_Task directions_
Using the listing below, copy every line that mentions "mars".

Data records
---

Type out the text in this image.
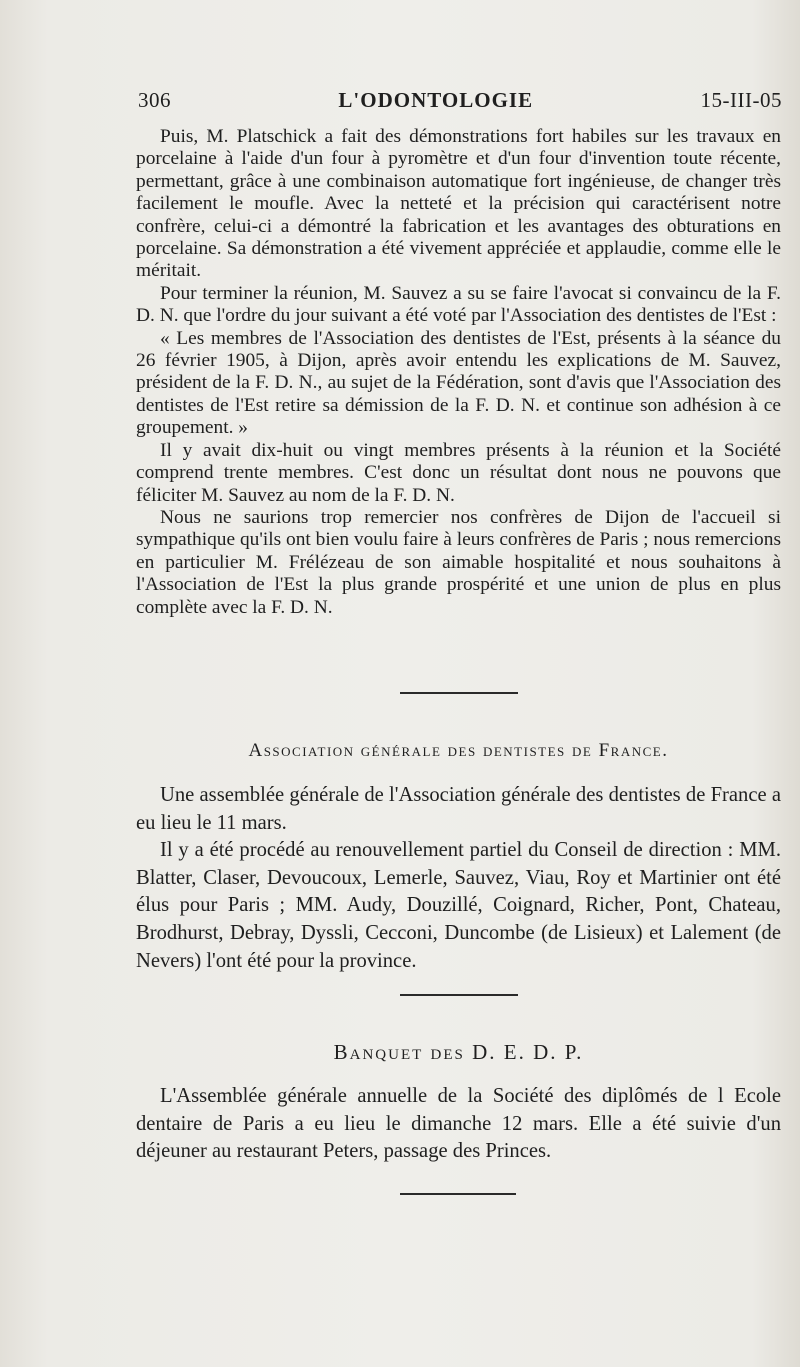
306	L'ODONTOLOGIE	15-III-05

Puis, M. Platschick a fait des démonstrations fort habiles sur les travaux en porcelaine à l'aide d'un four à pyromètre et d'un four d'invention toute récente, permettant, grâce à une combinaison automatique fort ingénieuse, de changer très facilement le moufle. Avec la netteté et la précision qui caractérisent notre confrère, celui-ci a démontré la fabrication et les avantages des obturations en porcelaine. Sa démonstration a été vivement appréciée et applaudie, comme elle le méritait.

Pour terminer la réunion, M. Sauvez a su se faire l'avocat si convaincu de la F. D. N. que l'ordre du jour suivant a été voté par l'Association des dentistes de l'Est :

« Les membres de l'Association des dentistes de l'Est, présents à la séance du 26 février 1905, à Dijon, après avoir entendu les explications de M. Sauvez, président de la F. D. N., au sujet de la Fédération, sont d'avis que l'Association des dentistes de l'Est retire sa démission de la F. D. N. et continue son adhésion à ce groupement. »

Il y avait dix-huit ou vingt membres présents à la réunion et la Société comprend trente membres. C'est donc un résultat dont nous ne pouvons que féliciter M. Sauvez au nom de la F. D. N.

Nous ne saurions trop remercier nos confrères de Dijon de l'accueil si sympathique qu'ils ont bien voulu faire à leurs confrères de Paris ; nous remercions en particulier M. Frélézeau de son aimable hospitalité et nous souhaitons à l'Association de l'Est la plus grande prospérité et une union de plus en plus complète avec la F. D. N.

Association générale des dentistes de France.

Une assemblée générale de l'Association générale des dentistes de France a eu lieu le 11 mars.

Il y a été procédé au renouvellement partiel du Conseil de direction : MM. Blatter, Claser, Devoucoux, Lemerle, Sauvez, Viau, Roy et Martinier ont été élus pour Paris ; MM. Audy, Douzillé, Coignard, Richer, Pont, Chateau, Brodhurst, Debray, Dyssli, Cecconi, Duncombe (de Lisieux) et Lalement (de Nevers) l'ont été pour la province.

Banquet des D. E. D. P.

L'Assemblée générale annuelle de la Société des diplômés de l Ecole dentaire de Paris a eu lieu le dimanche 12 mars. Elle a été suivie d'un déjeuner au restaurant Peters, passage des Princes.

---

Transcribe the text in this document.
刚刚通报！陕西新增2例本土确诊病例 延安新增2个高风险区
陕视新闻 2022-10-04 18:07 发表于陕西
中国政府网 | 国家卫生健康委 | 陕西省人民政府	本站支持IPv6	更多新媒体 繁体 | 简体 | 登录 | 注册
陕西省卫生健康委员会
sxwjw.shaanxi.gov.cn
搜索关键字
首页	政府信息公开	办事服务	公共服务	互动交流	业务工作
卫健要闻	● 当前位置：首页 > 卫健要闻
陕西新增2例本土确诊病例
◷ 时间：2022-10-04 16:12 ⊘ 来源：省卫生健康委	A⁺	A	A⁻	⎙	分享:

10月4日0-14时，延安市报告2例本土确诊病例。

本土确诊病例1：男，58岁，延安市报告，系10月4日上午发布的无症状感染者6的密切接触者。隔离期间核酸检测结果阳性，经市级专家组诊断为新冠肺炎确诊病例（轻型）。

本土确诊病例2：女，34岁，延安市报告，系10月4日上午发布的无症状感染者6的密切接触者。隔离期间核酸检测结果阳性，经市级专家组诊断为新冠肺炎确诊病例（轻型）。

---

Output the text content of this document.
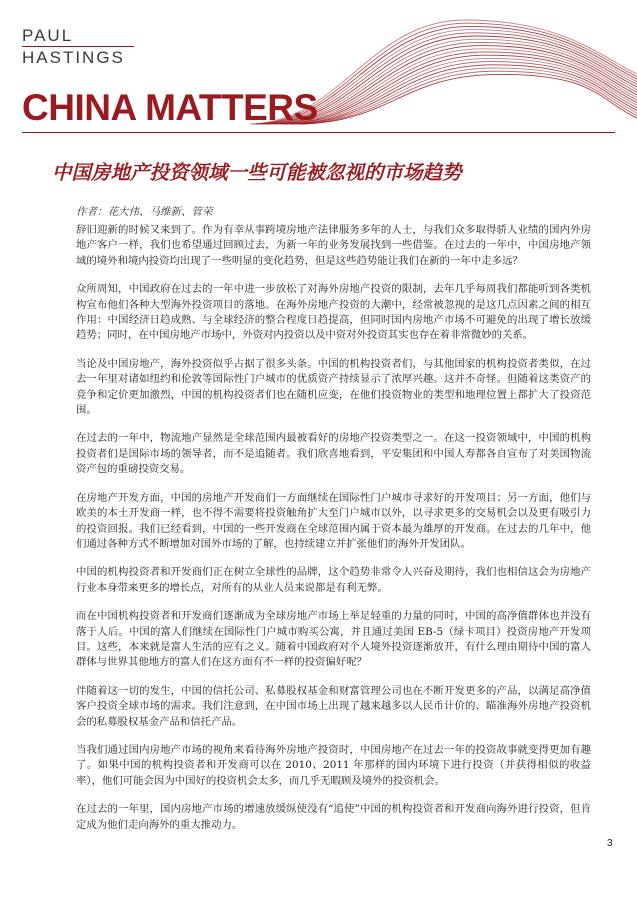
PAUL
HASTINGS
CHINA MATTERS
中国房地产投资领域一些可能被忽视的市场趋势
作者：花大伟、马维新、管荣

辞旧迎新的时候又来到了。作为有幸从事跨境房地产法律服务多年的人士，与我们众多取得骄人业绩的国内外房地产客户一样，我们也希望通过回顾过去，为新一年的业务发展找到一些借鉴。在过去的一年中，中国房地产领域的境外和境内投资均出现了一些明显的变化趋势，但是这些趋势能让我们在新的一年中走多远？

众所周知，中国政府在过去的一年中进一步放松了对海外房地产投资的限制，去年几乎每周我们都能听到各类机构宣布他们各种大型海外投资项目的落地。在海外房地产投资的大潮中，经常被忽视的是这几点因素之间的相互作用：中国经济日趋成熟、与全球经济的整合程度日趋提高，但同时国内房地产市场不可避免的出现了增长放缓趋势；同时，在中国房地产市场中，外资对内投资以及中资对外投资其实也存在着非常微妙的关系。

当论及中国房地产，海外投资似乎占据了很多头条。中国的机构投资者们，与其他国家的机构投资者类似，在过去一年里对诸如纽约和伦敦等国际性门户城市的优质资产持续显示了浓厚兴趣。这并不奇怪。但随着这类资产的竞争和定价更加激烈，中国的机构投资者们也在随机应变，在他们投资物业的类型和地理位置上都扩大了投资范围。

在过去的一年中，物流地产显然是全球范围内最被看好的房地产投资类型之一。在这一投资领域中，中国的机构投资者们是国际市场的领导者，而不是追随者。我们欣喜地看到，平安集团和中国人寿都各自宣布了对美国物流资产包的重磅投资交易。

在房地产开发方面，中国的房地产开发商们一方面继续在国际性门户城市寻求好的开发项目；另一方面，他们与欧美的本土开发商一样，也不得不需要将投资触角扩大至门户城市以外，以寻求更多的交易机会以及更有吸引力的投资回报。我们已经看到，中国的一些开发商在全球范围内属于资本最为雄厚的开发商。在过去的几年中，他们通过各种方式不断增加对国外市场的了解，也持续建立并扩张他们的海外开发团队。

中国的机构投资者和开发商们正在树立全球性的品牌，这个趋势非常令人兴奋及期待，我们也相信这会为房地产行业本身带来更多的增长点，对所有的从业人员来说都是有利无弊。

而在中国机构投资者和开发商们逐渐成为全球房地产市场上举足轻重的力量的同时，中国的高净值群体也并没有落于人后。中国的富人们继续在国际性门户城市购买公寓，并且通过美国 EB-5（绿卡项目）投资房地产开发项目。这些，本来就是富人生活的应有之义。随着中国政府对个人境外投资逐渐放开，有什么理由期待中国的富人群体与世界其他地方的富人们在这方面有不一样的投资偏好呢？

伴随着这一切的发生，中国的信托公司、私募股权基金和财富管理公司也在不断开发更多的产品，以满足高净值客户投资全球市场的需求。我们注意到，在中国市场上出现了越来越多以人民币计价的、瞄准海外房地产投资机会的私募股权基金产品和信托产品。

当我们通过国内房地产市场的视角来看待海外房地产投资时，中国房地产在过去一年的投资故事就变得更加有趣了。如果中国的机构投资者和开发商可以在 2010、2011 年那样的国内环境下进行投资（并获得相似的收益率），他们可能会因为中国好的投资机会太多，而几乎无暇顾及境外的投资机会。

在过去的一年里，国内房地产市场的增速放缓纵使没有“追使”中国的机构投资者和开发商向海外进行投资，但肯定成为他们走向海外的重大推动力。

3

---

_Exercise result_
Une assemblée générale de l'Association générale des dentistes de France a eu lieu le 11 mars.
L'Assemblée générale annuelle de la Société des diplômés de l Ecole dentaire de Paris a eu lieu le dimanche 12 mars. Elle a été suivie d'un déjeuner au restaurant Peters, passage des Princes.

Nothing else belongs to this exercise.